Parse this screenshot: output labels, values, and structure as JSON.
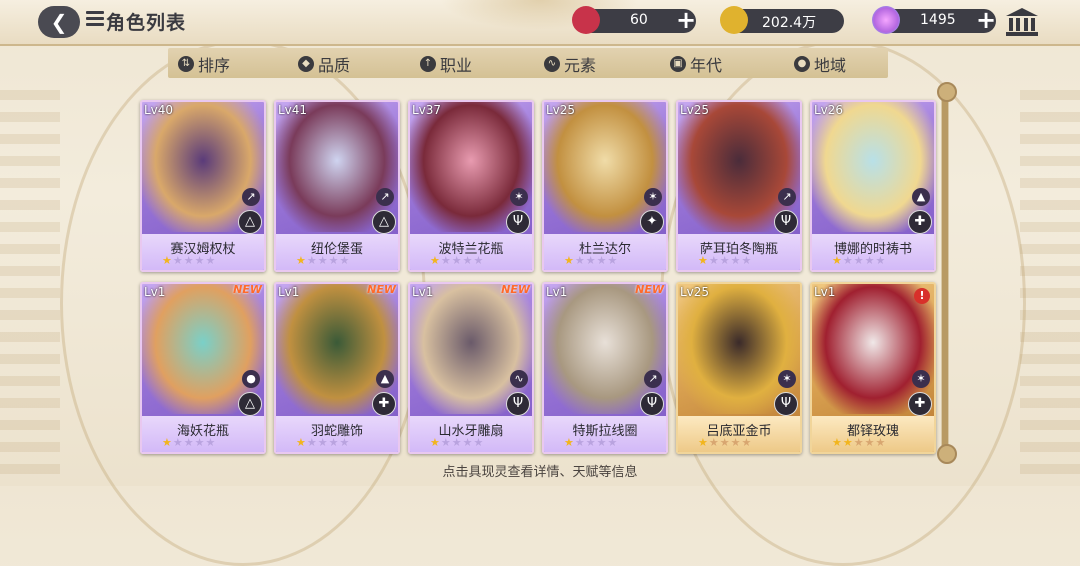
{
  "header": {
    "title": "角色列表"
  },
  "resources": [
    {
      "name": "ticket",
      "value": "60",
      "color": "#c8334a"
    },
    {
      "name": "gold",
      "value": "202.4万",
      "color": "#e0b22e"
    },
    {
      "name": "gem",
      "value": "1495",
      "color": "#b467e0"
    }
  ],
  "filters": [
    {
      "label": "排序",
      "icon": "sort-icon"
    },
    {
      "label": "品质",
      "icon": "quality-icon"
    },
    {
      "label": "职业",
      "icon": "class-icon"
    },
    {
      "label": "元素",
      "icon": "element-icon"
    },
    {
      "label": "年代",
      "icon": "era-icon"
    },
    {
      "label": "地域",
      "icon": "region-icon"
    }
  ],
  "cards": [
    {
      "level": "Lv40",
      "name": "赛汉姆权杖",
      "stars": 1,
      "max_stars": 5,
      "rarity": "purple",
      "new": false,
      "alert": false,
      "element": "crit-icon",
      "job": "delta-icon"
    },
    {
      "level": "Lv41",
      "name": "纽伦堡蛋",
      "stars": 1,
      "max_stars": 5,
      "rarity": "purple",
      "new": false,
      "alert": false,
      "element": "crit-icon",
      "job": "delta-icon"
    },
    {
      "level": "Lv37",
      "name": "波特兰花瓶",
      "stars": 1,
      "max_stars": 5,
      "rarity": "purple",
      "new": false,
      "alert": false,
      "element": "fire-icon",
      "job": "trident-icon"
    },
    {
      "level": "Lv25",
      "name": "杜兰达尔",
      "stars": 1,
      "max_stars": 5,
      "rarity": "purple",
      "new": false,
      "alert": false,
      "element": "fire-icon",
      "job": "shield-icon"
    },
    {
      "level": "Lv25",
      "name": "萨耳珀冬陶瓶",
      "stars": 1,
      "max_stars": 5,
      "rarity": "purple",
      "new": false,
      "alert": false,
      "element": "crit-icon",
      "job": "trident-icon"
    },
    {
      "level": "Lv26",
      "name": "博娜的时祷书",
      "stars": 1,
      "max_stars": 5,
      "rarity": "purple",
      "new": false,
      "alert": false,
      "element": "earth-icon",
      "job": "cross-icon"
    },
    {
      "level": "Lv1",
      "name": "海妖花瓶",
      "stars": 1,
      "max_stars": 5,
      "rarity": "purple",
      "new": true,
      "new_label": "NEW",
      "alert": false,
      "element": "water-icon",
      "job": "delta-icon"
    },
    {
      "level": "Lv1",
      "name": "羽蛇雕饰",
      "stars": 1,
      "max_stars": 5,
      "rarity": "purple",
      "new": true,
      "new_label": "NEW",
      "alert": false,
      "element": "earth-icon",
      "job": "cross-icon"
    },
    {
      "level": "Lv1",
      "name": "山水牙雕扇",
      "stars": 1,
      "max_stars": 5,
      "rarity": "purple",
      "new": true,
      "new_label": "NEW",
      "alert": false,
      "element": "wind-icon",
      "job": "trident-icon"
    },
    {
      "level": "Lv1",
      "name": "特斯拉线圈",
      "stars": 1,
      "max_stars": 5,
      "rarity": "purple",
      "new": true,
      "new_label": "NEW",
      "alert": false,
      "element": "crit-icon",
      "job": "trident-icon"
    },
    {
      "level": "Lv25",
      "name": "吕底亚金币",
      "stars": 1,
      "max_stars": 5,
      "rarity": "gold",
      "new": false,
      "alert": false,
      "element": "fire-icon",
      "job": "trident-icon"
    },
    {
      "level": "Lv1",
      "name": "都铎玫瑰",
      "stars": 2,
      "max_stars": 5,
      "rarity": "gold",
      "new": false,
      "alert": true,
      "alert_label": "!",
      "element": "fire-icon",
      "job": "cross-icon"
    }
  ],
  "hint": "点击具现灵查看详情、天赋等信息"
}
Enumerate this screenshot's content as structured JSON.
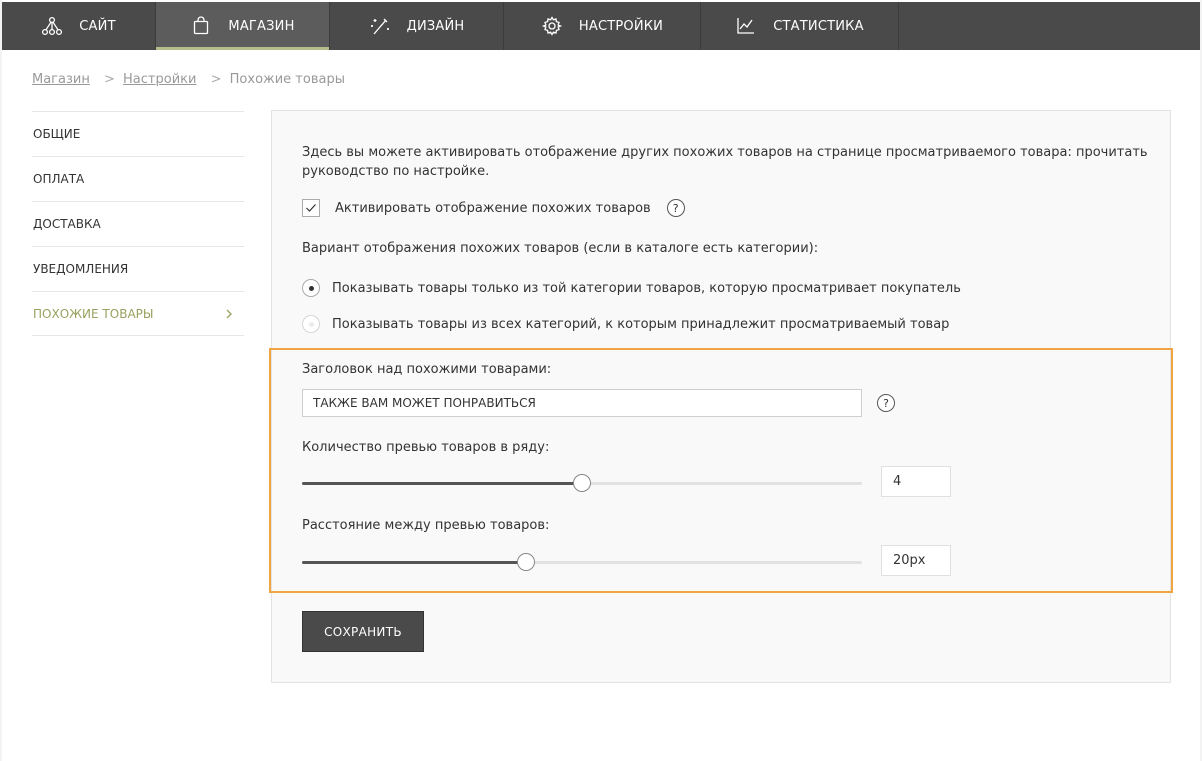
{
  "nav": {
    "items": [
      {
        "label": "САЙТ",
        "icon": "site-network-icon"
      },
      {
        "label": "МАГАЗИН",
        "icon": "shopping-bag-icon"
      },
      {
        "label": "ДИЗАЙН",
        "icon": "magic-wand-icon"
      },
      {
        "label": "НАСТРОЙКИ",
        "icon": "gear-icon"
      },
      {
        "label": "СТАТИСТИКА",
        "icon": "line-chart-icon"
      }
    ],
    "active_index": 1,
    "active_color": "#b5bd8b"
  },
  "breadcrumb": {
    "items": [
      "Магазин",
      "Настройки"
    ],
    "current": "Похожие товары",
    "separator": ">"
  },
  "sidebar": {
    "items": [
      {
        "label": "ОБЩИЕ"
      },
      {
        "label": "ОПЛАТА"
      },
      {
        "label": "ДОСТАВКА"
      },
      {
        "label": "УВЕДОМЛЕНИЯ"
      },
      {
        "label": "ПОХОЖИЕ ТОВАРЫ"
      }
    ],
    "active_index": 4,
    "active_color": "#9aa15f"
  },
  "main": {
    "intro": "Здесь вы можете активировать отображение других похожих товаров на странице просматриваемого товара: прочитать руководство по настройке.",
    "activate_checkbox": {
      "label": "Активировать отображение похожих товаров",
      "checked": true
    },
    "help_symbol": "?",
    "variant_label": "Вариант отображения похожих товаров (если в каталоге есть категории):",
    "radio_options": [
      {
        "label": "Показывать товары только из той категории товаров, которую просматривает покупатель",
        "selected": true
      },
      {
        "label": "Показывать товары из всех категорий, к которым принадлежит просматриваемый товар",
        "selected": false
      }
    ],
    "heading_field": {
      "label": "Заголовок над похожими товарами:",
      "value": "ТАКЖЕ ВАМ МОЖЕТ ПОНРАВИТЬСЯ"
    },
    "count_slider": {
      "label": "Количество превью товаров в ряду:",
      "value_text": "4",
      "fill_fraction": 0.5
    },
    "gap_slider": {
      "label": "Расстояние между превью товаров:",
      "value_text": "20px",
      "fill_fraction": 0.4
    },
    "highlight_color": "#f0a542",
    "save_label": "СОХРАНИТЬ"
  }
}
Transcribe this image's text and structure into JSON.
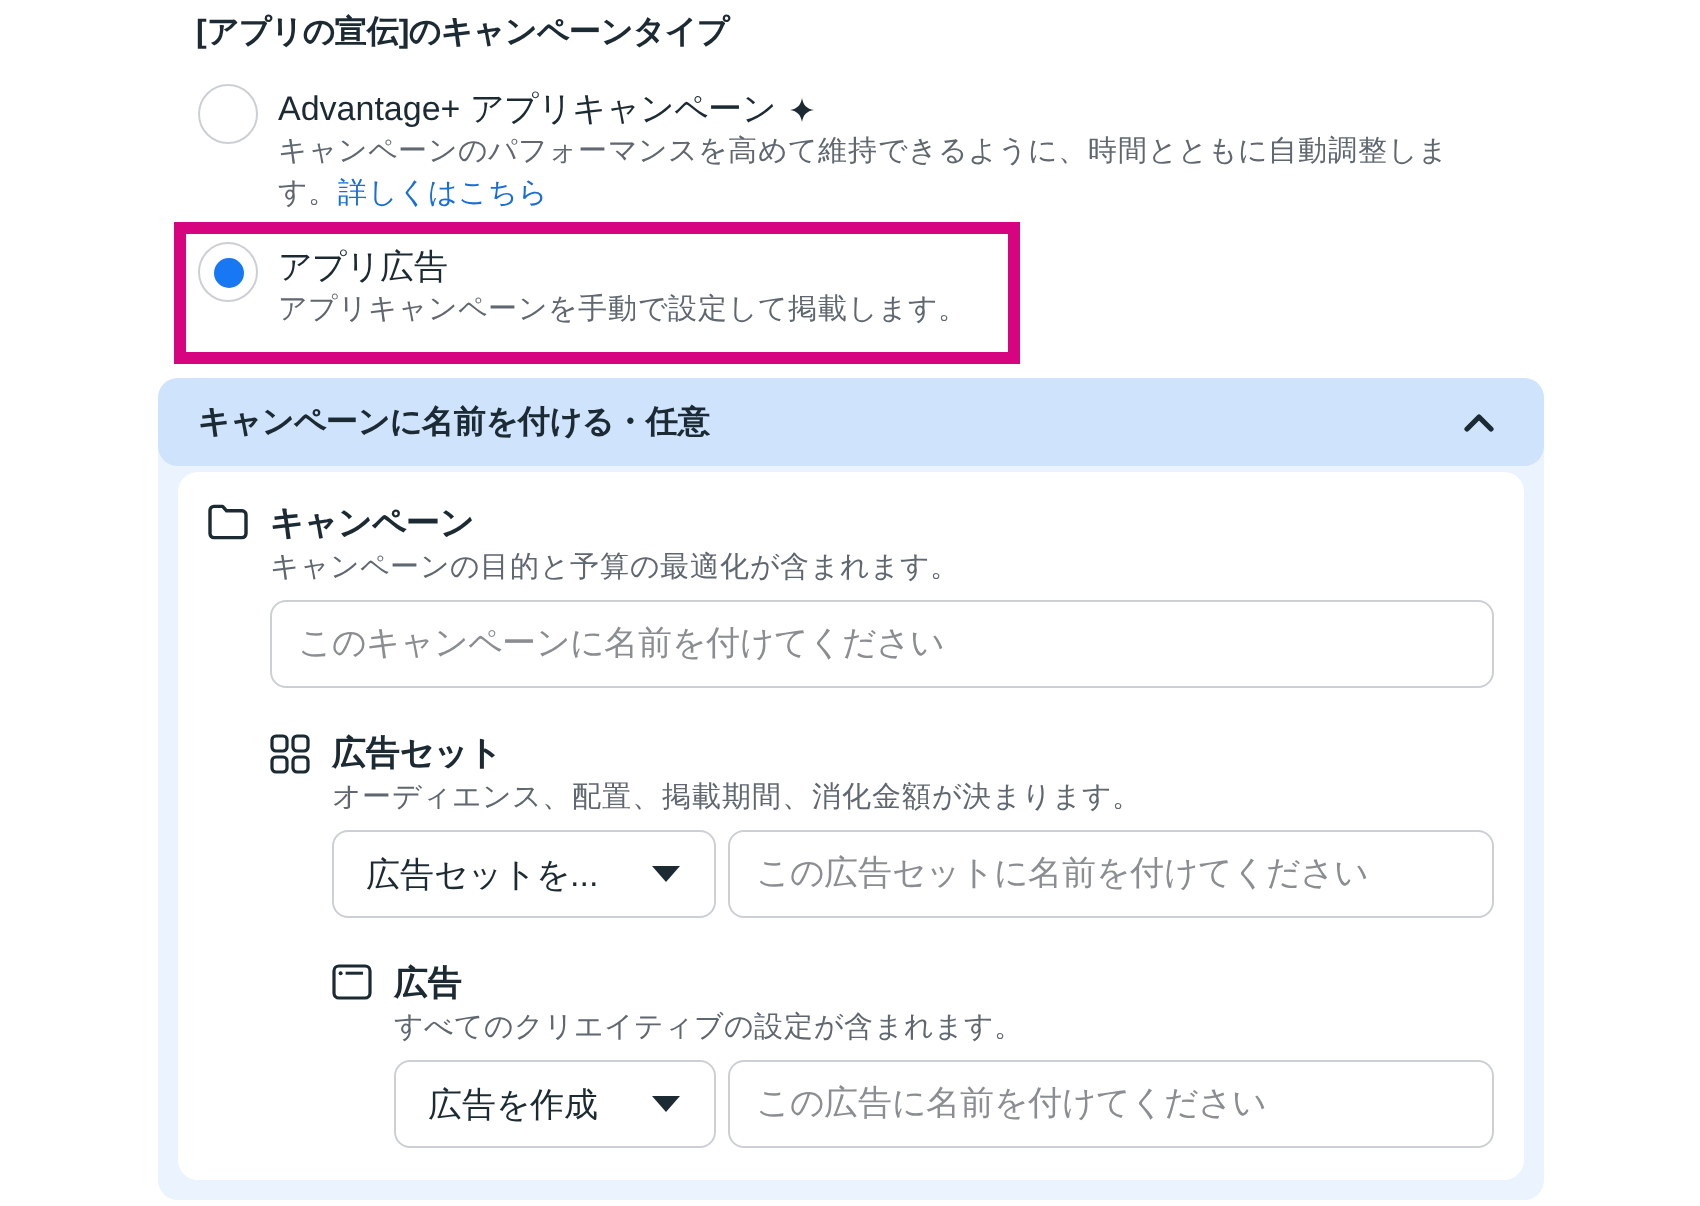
{
  "campaign_type": {
    "heading": "[アプリの宣伝]のキャンペーンタイプ",
    "options": [
      {
        "kind": "advantage",
        "title": "Advantage+ アプリキャンペーン",
        "description": "キャンペーンのパフォーマンスを高めて維持できるように、時間とともに自動調整します。",
        "link": "詳しくはこちら",
        "selected": false,
        "highlighted": false
      },
      {
        "kind": "manual",
        "title": "アプリ広告",
        "description": "アプリキャンペーンを手動で設定して掲載します。",
        "selected": true,
        "highlighted": true
      }
    ]
  },
  "naming_section": {
    "title": "キャンペーンに名前を付ける・任意",
    "expanded": true,
    "levels": [
      {
        "kind": "campaign",
        "title": "キャンペーン",
        "description": "キャンペーンの目的と予算の最適化が含まれます。",
        "name_field": {
          "placeholder": "このキャンペーンに名前を付けてください"
        },
        "children": [
          {
            "kind": "ad_set",
            "title": "広告セット",
            "description": "オーディエンス、配置、掲載期間、消化金額が決まります。",
            "dropdown": {
              "value": "広告セットを..."
            },
            "name_field": {
              "placeholder": "この広告セットに名前を付けてください"
            },
            "children": [
              {
                "kind": "ad",
                "title": "広告",
                "description": "すべてのクリエイティブの設定が含まれます。",
                "dropdown": {
                  "value": "広告を作成"
                },
                "name_field": {
                  "placeholder": "この広告に名前を付けてください"
                }
              }
            ]
          }
        ]
      }
    ]
  }
}
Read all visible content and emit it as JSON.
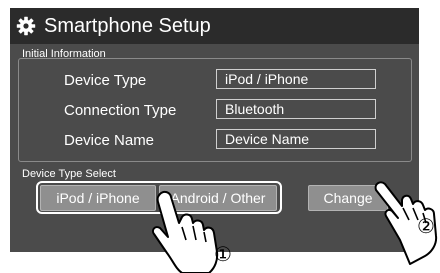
{
  "header": {
    "title": "Smartphone Setup",
    "icon": "gear-icon"
  },
  "initial_information": {
    "section_label": "Initial Information",
    "rows": [
      {
        "label": "Device Type",
        "value": "iPod / iPhone"
      },
      {
        "label": "Connection Type",
        "value": "Bluetooth"
      },
      {
        "label": "Device Name",
        "value": "Device Name"
      }
    ]
  },
  "device_type_select": {
    "section_label": "Device Type Select",
    "options": [
      {
        "label": "iPod / iPhone"
      },
      {
        "label": "Android / Other"
      }
    ],
    "change_label": "Change"
  },
  "callouts": [
    {
      "marker": "①"
    },
    {
      "marker": "②"
    }
  ],
  "colors": {
    "panel": "#4b4b4b",
    "title_bar": "#2b2b2b",
    "button": "#8f8f8f"
  }
}
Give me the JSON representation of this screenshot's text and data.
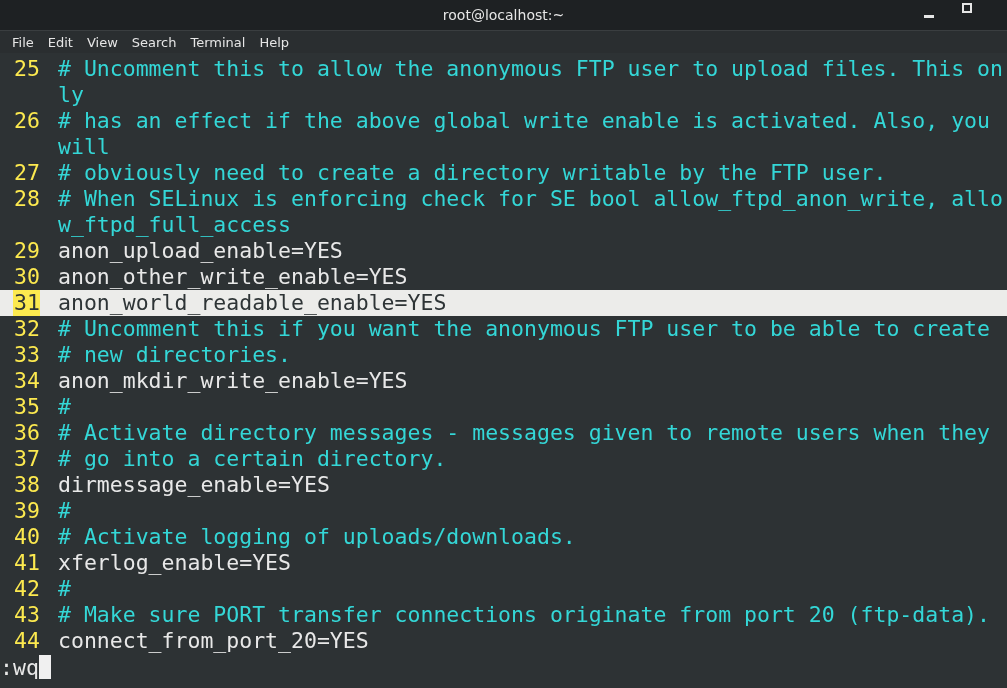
{
  "window": {
    "title": "root@localhost:~"
  },
  "menu": [
    "File",
    "Edit",
    "View",
    "Search",
    "Terminal",
    "Help"
  ],
  "lines": [
    {
      "number": "25",
      "kind": "comment",
      "selected": false,
      "segments": [
        "# Uncomment this to allow the anonymous FTP user to upload files. This on",
        "ly"
      ]
    },
    {
      "number": "26",
      "kind": "comment",
      "selected": false,
      "segments": [
        "# has an effect if the above global write enable is activated. Also, you",
        "will"
      ]
    },
    {
      "number": "27",
      "kind": "comment",
      "selected": false,
      "segments": [
        "# obviously need to create a directory writable by the FTP user."
      ]
    },
    {
      "number": "28",
      "kind": "comment",
      "selected": false,
      "segments": [
        "# When SELinux is enforcing check for SE bool allow_ftpd_anon_write, allo",
        "w_ftpd_full_access"
      ]
    },
    {
      "number": "29",
      "kind": "setting",
      "selected": false,
      "segments": [
        "anon_upload_enable=YES"
      ]
    },
    {
      "number": "30",
      "kind": "setting",
      "selected": false,
      "segments": [
        "anon_other_write_enable=YES"
      ]
    },
    {
      "number": "31",
      "kind": "setting",
      "selected": true,
      "segments": [
        "anon_world_readable_enable=YES"
      ]
    },
    {
      "number": "32",
      "kind": "comment",
      "selected": false,
      "segments": [
        "# Uncomment this if you want the anonymous FTP user to be able to create"
      ]
    },
    {
      "number": "33",
      "kind": "comment",
      "selected": false,
      "segments": [
        "# new directories."
      ]
    },
    {
      "number": "34",
      "kind": "setting",
      "selected": false,
      "segments": [
        "anon_mkdir_write_enable=YES"
      ]
    },
    {
      "number": "35",
      "kind": "comment",
      "selected": false,
      "segments": [
        "#"
      ]
    },
    {
      "number": "36",
      "kind": "comment",
      "selected": false,
      "segments": [
        "# Activate directory messages - messages given to remote users when they"
      ]
    },
    {
      "number": "37",
      "kind": "comment",
      "selected": false,
      "segments": [
        "# go into a certain directory."
      ]
    },
    {
      "number": "38",
      "kind": "setting",
      "selected": false,
      "segments": [
        "dirmessage_enable=YES"
      ]
    },
    {
      "number": "39",
      "kind": "comment",
      "selected": false,
      "segments": [
        "#"
      ]
    },
    {
      "number": "40",
      "kind": "comment",
      "selected": false,
      "segments": [
        "# Activate logging of uploads/downloads."
      ]
    },
    {
      "number": "41",
      "kind": "setting",
      "selected": false,
      "segments": [
        "xferlog_enable=YES"
      ]
    },
    {
      "number": "42",
      "kind": "comment",
      "selected": false,
      "segments": [
        "#"
      ]
    },
    {
      "number": "43",
      "kind": "comment",
      "selected": false,
      "segments": [
        "# Make sure PORT transfer connections originate from port 20 (ftp-data)."
      ]
    },
    {
      "number": "44",
      "kind": "setting",
      "selected": false,
      "segments": [
        "connect_from_port_20=YES"
      ]
    }
  ],
  "command_line": {
    "text": ":wq"
  }
}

• Task to complete: From the material above, copy each line that includes the word "JSON".

• Task response:
Parse this screenshot: output labels, values, and structure as JSON.
Enumerate this screenshot's content as structured JSON.
Transcribe this image's text and structure into JSON.
Read all visible content and emit it as JSON.
Give me the JSON representation of this screenshot's text and data.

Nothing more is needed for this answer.